══ TRECHO DE ORIGEM ══
1 Pede-me você uma palavra para o intróito do «Parnaso de Além-Túmulo», que aparecerá brevemente em nova edição. n
2 A tarefa é difícil. Nas minhas atuais condições de vida, tenho de destoar da opinião que já expendi nas contingências da carne.
3 Os vivos do Além e os vivos da Terra não podem enxergar as coisas através de prismas idênticos. Imagine se o aparelho visual do homem fosse acomodado, segundo a potencialidade dos raios X: as cidades estariam povoadas de esqueletos, os campos se apresentariam como desertos, o mundo constituiria um conjunto de aspectos inverossímeis e inesperados.
4 Cada Esfera da vida está subordinada a certo determinismo, no domínio do conhecimento e da sensação.
5 Decerto, os que receberem novamente o «Parnaso de Além-Túmulo» dirão mais ou menos o que eu disse. n Hão-de estranhar que os mortos prossigam com as mesmas tendências, tangendo os mesmos assuntos que aí constituíam a série de suas preocupações. 6 Existem até os que reclamam contra a nossa liberdade. Desejariam que estivéssemos algemados nos tormentos do inferno, em recompensa dos nossos desequilíbrios no mundo, como se os nossos amargores, daí, não bastassem para nos inclinar à verdade compassiva.
7 Individualmente, é indubitável que possuímos no Além o reflexo das nossas virtudes ou das nossas misérias.
8 Mas é razoável que apareçamos no mundo, gritando como alucinados? Os habitantes dos reinos da Morte ainda apreciam o decoro e a decência, e o nosso presente é sempre a experiência do passado e a esperança no futuro.
═══
**O QUE FAZER**
Como ficaria, de forma mais breve e com os fatos principais, o parágrafo do trecho que começa por «Os vivos do Além e os vivos da Terra»?
══ DADOS DE ENTRADA ══
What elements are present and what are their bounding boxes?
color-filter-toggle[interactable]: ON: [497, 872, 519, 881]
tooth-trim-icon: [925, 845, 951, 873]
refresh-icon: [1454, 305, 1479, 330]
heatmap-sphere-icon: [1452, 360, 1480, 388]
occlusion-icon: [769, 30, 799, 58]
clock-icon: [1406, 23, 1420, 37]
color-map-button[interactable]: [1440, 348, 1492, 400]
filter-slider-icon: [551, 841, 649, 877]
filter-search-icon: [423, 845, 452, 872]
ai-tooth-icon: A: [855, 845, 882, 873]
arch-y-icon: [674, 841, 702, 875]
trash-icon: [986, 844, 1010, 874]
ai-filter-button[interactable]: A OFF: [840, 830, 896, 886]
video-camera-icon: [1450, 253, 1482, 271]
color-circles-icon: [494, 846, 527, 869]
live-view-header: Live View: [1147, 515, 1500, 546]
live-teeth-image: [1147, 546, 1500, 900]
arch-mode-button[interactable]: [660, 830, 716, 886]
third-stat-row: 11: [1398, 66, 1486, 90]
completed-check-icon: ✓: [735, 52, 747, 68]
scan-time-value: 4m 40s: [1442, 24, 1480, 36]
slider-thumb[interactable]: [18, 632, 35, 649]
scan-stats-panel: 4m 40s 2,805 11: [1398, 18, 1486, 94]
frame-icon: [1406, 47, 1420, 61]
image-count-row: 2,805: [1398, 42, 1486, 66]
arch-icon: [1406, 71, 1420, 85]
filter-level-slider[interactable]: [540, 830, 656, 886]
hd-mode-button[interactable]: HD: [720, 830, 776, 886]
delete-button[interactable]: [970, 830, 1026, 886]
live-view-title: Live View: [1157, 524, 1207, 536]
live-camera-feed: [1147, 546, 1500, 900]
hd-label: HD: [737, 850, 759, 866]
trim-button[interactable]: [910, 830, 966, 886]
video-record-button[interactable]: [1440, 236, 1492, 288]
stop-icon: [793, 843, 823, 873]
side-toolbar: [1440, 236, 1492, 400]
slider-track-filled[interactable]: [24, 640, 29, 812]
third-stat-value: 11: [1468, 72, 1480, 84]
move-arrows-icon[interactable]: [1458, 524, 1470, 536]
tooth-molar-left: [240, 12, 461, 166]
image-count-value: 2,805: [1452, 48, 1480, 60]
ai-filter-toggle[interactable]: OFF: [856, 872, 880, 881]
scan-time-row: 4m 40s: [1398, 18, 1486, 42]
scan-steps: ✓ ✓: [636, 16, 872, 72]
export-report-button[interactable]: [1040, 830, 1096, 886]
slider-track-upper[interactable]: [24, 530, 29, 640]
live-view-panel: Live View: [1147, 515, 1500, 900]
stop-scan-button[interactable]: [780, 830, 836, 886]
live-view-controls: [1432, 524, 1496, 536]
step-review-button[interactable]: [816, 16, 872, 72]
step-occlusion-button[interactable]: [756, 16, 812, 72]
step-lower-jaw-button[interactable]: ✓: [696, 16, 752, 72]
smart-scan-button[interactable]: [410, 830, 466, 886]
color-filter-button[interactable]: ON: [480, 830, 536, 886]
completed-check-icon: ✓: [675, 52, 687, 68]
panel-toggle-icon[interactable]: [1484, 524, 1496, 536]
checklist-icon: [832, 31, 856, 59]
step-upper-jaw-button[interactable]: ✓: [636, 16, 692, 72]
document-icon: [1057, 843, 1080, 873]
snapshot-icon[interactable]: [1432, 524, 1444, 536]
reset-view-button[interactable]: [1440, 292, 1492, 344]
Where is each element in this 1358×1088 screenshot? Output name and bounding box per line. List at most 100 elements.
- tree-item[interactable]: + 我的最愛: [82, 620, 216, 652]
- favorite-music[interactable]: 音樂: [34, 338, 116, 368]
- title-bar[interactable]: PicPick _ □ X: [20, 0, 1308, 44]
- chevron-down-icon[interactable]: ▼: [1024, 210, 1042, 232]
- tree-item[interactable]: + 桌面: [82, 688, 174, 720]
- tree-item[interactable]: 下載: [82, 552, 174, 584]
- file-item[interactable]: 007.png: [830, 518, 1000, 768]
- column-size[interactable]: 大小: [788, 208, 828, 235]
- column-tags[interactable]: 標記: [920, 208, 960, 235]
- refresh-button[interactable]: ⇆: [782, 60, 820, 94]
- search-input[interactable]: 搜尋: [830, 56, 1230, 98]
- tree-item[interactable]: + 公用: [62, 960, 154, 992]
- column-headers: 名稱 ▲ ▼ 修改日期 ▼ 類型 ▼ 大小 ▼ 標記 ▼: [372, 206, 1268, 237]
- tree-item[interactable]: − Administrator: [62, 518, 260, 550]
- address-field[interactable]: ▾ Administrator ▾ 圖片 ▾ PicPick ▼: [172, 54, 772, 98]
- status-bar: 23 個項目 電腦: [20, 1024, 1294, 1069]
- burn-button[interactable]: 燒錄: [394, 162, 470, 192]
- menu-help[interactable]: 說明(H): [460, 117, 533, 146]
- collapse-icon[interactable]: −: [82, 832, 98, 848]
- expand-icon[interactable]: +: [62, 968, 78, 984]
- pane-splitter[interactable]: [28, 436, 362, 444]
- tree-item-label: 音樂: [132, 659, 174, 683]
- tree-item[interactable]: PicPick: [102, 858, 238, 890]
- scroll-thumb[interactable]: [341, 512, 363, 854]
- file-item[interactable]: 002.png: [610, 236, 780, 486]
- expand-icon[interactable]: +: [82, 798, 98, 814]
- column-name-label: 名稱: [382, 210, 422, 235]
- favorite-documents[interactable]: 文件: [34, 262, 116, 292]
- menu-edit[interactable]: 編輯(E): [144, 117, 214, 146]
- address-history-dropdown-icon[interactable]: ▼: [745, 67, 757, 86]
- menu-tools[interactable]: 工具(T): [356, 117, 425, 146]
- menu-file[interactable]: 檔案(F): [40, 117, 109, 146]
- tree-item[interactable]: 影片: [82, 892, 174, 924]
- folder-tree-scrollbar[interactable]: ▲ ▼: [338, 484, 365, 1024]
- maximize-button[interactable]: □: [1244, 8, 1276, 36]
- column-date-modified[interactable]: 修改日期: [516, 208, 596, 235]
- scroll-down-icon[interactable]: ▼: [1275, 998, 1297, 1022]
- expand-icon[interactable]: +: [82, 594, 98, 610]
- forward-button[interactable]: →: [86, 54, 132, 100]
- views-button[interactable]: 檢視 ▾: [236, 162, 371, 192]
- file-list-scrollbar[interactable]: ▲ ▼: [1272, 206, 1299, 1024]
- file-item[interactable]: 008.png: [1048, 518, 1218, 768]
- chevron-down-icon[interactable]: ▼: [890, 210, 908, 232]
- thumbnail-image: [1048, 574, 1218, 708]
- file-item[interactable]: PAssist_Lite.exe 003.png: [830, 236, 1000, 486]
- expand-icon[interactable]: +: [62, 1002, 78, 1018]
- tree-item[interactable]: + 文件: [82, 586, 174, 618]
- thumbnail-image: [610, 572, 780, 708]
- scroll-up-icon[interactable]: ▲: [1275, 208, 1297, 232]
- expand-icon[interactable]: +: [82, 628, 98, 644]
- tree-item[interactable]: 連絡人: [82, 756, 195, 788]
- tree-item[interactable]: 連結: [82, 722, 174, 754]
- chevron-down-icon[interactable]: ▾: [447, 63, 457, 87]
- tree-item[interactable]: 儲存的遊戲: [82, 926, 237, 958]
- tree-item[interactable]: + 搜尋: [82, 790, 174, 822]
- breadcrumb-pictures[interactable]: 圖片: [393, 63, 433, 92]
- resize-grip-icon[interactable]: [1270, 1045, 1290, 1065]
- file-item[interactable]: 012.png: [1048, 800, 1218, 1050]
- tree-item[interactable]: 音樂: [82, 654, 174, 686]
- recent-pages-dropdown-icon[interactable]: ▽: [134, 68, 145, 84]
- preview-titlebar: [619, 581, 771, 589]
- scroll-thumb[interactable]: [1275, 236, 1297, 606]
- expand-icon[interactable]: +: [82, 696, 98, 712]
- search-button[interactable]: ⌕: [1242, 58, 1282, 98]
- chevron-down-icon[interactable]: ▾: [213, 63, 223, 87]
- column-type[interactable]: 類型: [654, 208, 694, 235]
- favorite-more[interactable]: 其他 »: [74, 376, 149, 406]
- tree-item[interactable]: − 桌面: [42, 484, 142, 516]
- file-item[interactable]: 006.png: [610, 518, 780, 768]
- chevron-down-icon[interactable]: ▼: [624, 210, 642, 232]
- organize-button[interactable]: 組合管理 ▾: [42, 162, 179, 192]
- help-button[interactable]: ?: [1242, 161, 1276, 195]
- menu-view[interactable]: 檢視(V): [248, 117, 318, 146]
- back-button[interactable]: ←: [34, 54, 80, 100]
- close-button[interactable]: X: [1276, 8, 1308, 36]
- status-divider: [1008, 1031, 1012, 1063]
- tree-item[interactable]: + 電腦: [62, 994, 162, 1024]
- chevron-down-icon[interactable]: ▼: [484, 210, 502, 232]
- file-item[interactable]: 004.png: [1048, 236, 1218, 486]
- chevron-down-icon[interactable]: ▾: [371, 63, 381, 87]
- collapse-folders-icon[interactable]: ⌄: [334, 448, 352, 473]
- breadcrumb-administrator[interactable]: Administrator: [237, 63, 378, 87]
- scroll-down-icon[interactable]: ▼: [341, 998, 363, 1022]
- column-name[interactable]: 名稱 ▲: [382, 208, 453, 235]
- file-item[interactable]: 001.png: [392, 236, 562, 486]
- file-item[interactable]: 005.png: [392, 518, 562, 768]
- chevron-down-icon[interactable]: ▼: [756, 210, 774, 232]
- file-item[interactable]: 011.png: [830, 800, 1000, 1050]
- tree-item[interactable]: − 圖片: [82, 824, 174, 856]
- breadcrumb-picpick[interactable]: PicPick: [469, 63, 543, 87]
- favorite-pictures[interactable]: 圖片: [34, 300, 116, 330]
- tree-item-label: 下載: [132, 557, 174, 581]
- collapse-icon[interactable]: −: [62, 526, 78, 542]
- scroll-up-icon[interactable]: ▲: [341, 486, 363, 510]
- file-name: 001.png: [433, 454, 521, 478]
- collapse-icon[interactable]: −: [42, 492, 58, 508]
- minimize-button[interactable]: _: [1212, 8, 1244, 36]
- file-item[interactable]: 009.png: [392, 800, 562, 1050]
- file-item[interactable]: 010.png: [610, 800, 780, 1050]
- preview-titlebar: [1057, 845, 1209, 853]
═══
**RESPOSTA FINAL**
Os vivos do Além e os da Terra não veem as coisas pelo mesmo prisma. Se a visão humana funcionasse como os raios X, as cidades pareceriam povoadas de esqueletos, os campos seriam desertos e o mundo teria aspectos inverossímeis e inesperados.